#### [Set exercise 1]
Answer these questions using the news report on the hurtcore trial:
(a) How old is Matthew Falder?
(b) What job did he hold, and at which university?
(c) Which usernames did he use on the dark web forums?
#### [Set exercise 2]
Resume the news report on the hurtcore trial after its final sentence, keeping to its style.

#### [Excerpt to read]
++++++++++++++++++++

A Cambridge University graduate has been convicted of 137 charges, including encouraging the rape of a four-year-old boy and blackmailing victims into sending him images of self abuse, in the UK's first "hurtcore" trial.

Matthew Falder, 28, who worked as a geophysicist at Birmingham University, admitted to a catalogue of depraved crimes towards more than 50 victims from 2010 to June this year.

"Hurtcore" is a pornographic sub-genre that involves extreme violence, torture and degradation – often featuring children. There are forums dedicated to it on the dark web, which Falder logged on to under the usernames "evilmind" and "666 devil".

The postdoctoral researcher posed as a female artist on sites like Gumtree and tricked his victims into sending naked images of themselves to him. He then threatened to expose them to their loved ones unless they sent him self-inflicted abuse images.

The Edgbaston resident shared the extreme pictures, which included babies and children being tortured, on dark web hurtcore sites, where he also discussed the pictures with other users.

++++++++++++++++++++

#### [Listing]
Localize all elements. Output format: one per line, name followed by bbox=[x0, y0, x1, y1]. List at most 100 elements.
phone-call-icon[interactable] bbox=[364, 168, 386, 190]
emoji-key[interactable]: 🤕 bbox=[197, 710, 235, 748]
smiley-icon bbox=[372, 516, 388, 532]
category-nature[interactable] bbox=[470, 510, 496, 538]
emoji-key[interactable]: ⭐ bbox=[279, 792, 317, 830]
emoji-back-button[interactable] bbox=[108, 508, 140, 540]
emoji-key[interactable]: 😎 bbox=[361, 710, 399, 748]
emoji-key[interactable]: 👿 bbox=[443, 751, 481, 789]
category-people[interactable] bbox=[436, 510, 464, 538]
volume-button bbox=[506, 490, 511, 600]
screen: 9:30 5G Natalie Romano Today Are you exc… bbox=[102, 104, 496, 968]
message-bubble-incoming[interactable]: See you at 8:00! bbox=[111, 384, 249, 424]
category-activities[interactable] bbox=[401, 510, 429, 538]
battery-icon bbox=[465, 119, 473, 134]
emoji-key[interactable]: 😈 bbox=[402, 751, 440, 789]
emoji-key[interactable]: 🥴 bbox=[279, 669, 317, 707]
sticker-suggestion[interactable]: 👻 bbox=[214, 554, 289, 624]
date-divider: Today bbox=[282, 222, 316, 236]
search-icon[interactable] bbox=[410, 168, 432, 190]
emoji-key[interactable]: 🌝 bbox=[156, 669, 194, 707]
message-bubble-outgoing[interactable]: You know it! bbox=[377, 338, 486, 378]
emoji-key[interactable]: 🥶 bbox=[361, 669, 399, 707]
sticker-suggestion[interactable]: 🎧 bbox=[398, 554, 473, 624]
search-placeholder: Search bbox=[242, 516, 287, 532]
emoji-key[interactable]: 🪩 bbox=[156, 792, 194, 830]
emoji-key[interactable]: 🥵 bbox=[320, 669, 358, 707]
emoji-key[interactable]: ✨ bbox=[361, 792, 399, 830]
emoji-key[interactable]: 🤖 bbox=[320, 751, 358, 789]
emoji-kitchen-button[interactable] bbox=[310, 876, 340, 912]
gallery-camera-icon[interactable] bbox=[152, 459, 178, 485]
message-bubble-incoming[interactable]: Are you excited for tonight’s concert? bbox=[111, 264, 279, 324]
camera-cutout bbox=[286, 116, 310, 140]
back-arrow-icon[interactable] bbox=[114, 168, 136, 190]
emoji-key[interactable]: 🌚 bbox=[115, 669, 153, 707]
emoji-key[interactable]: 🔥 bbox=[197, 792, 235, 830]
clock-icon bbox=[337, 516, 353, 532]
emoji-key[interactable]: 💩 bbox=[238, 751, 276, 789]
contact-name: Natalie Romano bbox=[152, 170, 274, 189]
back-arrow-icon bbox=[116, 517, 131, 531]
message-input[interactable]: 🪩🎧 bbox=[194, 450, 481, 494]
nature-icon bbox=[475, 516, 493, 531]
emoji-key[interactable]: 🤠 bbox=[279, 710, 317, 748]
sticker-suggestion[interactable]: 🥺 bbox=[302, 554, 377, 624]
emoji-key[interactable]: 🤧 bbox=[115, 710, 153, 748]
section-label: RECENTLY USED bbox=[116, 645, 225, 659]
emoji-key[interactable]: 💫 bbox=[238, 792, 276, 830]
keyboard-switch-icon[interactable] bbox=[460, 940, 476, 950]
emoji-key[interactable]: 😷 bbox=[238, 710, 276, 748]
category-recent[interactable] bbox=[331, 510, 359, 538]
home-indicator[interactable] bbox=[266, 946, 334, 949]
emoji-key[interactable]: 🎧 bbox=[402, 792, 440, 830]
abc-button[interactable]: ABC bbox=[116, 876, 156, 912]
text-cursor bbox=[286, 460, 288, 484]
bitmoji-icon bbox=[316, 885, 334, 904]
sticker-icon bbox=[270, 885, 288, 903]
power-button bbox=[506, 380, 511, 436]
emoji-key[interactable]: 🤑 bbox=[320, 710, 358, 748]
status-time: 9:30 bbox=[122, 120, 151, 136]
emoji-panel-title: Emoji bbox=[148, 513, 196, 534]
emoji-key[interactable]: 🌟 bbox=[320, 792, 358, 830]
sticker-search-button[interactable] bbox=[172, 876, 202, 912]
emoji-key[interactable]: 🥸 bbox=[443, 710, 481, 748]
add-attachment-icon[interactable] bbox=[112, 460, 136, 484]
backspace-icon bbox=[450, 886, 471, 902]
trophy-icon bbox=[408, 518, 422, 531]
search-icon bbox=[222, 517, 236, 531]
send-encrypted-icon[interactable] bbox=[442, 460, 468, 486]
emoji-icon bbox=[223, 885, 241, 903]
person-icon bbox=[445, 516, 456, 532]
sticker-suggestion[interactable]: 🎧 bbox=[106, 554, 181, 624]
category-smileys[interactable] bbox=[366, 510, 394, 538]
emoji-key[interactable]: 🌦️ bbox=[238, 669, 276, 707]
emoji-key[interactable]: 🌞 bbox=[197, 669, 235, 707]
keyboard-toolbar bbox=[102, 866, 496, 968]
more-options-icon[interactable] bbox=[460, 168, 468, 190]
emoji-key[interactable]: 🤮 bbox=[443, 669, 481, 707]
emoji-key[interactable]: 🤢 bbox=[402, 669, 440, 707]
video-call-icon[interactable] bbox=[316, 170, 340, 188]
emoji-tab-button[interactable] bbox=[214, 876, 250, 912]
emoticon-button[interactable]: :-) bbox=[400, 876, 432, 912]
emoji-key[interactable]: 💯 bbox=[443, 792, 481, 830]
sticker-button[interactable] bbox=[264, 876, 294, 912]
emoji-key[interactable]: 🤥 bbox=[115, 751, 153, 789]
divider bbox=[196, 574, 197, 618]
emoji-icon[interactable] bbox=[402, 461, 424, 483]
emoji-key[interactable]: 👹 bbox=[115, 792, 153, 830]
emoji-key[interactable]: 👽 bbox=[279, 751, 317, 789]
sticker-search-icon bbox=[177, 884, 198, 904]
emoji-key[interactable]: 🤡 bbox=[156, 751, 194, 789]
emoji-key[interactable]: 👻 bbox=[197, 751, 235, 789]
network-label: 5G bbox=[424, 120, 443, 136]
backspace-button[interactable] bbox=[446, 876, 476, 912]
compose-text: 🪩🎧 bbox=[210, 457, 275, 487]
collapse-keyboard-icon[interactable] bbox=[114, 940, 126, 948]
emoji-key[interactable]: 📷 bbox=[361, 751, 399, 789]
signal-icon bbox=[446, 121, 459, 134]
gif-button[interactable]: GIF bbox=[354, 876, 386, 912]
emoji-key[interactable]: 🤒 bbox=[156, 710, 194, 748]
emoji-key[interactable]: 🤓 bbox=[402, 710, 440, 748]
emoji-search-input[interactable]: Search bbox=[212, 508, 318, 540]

++++++++++++++++++++

#### [Final answer 1]
(a) He is 28.
(b) He worked as a geophysicist at Birmingham University.
(c) He used "evilmind" and "666 devil".

#### [Final answer 2]
"In 30 years of law enforcement I have never come across such horrifying offending where the offender's sole aim was to cause such pain and distress," said Matt Sutton, NCA senior investigating officer.

"I commend them [the victims] for their bravery in helping us convict a truly evil offender," he added.

The multitude of victims were aged from their early teens to their 30s. In perhaps the most severe of all his crimes, he encouraged someone to rape a four-year-old boy.

This is the UK's first hurtcore prosecution. Falder expected to be sentenced at Birmingham Crown Court on 7 December.

National Crime Agency NCA
The National Crime Agency brought Falder to justice Reuters

The academic, originally from Cheshire, also secretly filmed adults he knew when they were in the shower, installing hidden cameras at a variety of locations.

He admitted all 137 charges including causing the sexual exploitation of a child, voyeurism, making and distributing indecent images of children and encouraging the rape of a four-year-old.

Sutton said: "It has been an extremely complex investigation into a prolific online predator, who over several years believed he could evade law enforcement to sexually and sadistically exploit vulnerable victims.

"I urge anyone who is being abused online to talk to somebody, report it. There is help available."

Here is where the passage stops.